Exercise aim |
Check each line for the word "double" and give how many have it. Say nothing else.

Given entries |
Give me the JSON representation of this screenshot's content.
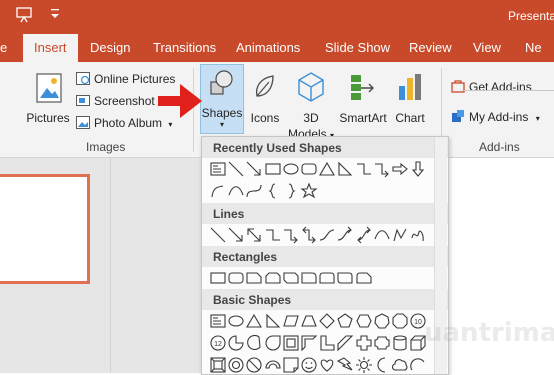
{
  "title_bar": {
    "title": "Presenta"
  },
  "tabs": [
    {
      "label": "e",
      "active": false
    },
    {
      "label": "Insert",
      "active": true
    },
    {
      "label": "Design",
      "active": false
    },
    {
      "label": "Transitions",
      "active": false
    },
    {
      "label": "Animations",
      "active": false
    },
    {
      "label": "Slide Show",
      "active": false
    },
    {
      "label": "Review",
      "active": false
    },
    {
      "label": "View",
      "active": false
    },
    {
      "label": "Ne",
      "active": false
    }
  ],
  "ribbon": {
    "images": {
      "group_label": "Images",
      "pictures": "Pictures",
      "online_pictures": "Online Pictures",
      "screenshot": "Screenshot",
      "photo_album": "Photo Album"
    },
    "illustrations": {
      "shapes": "Shapes",
      "icons": "Icons",
      "models_top": "3D",
      "models_bottom": "Models",
      "smartart": "SmartArt",
      "chart": "Chart"
    },
    "addins": {
      "group_label": "Add-ins",
      "get_addins": "Get Add-ins",
      "my_addins": "My Add-ins"
    }
  },
  "gallery": {
    "sections": [
      {
        "title": "Recently Used Shapes",
        "shapes": [
          "text-box",
          "line",
          "arrow-line",
          "rectangle",
          "oval",
          "rounded-rectangle",
          "triangle",
          "right-triangle",
          "elbow-connector",
          "elbow-arrow-connector",
          "right-arrow",
          "down-arrow",
          "left-brace",
          "curve",
          "s-curve",
          "open-brace",
          "close-brace",
          "star"
        ]
      },
      {
        "title": "Lines",
        "shapes": [
          "line",
          "arrow-line",
          "double-arrow-line",
          "elbow-connector",
          "elbow-arrow-connector",
          "elbow-double-arrow",
          "curved-connector",
          "curved-arrow",
          "curved-double-arrow",
          "curve",
          "freeform",
          "scribble"
        ]
      },
      {
        "title": "Rectangles",
        "shapes": [
          "rectangle",
          "rounded-rectangle",
          "snip-single-corner",
          "snip-same-side",
          "snip-diagonal",
          "round-single-corner",
          "round-same-side",
          "round-diagonal",
          "snip-round"
        ]
      },
      {
        "title": "Basic Shapes",
        "shapes": [
          "text-box",
          "oval",
          "triangle",
          "right-triangle",
          "parallelogram",
          "trapezoid",
          "diamond",
          "pentagon",
          "hexagon",
          "heptagon",
          "octagon",
          "decagon",
          "dodecagon",
          "pie",
          "chord",
          "teardrop",
          "frame",
          "half-frame",
          "l-shape",
          "diagonal-stripe",
          "cross",
          "plaque",
          "can",
          "cube",
          "bevel",
          "donut",
          "no-symbol",
          "block-arc",
          "folded-corner",
          "smiley",
          "heart",
          "lightning",
          "sun",
          "moon",
          "cloud",
          "arc"
        ]
      }
    ],
    "watermark": "uantrimang"
  },
  "colors": {
    "accent": "#c94a2a",
    "ribbon_bg": "#f3f3f3",
    "selected": "#c7dff4",
    "arrow": "#e0201b"
  }
}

Exercise result |
3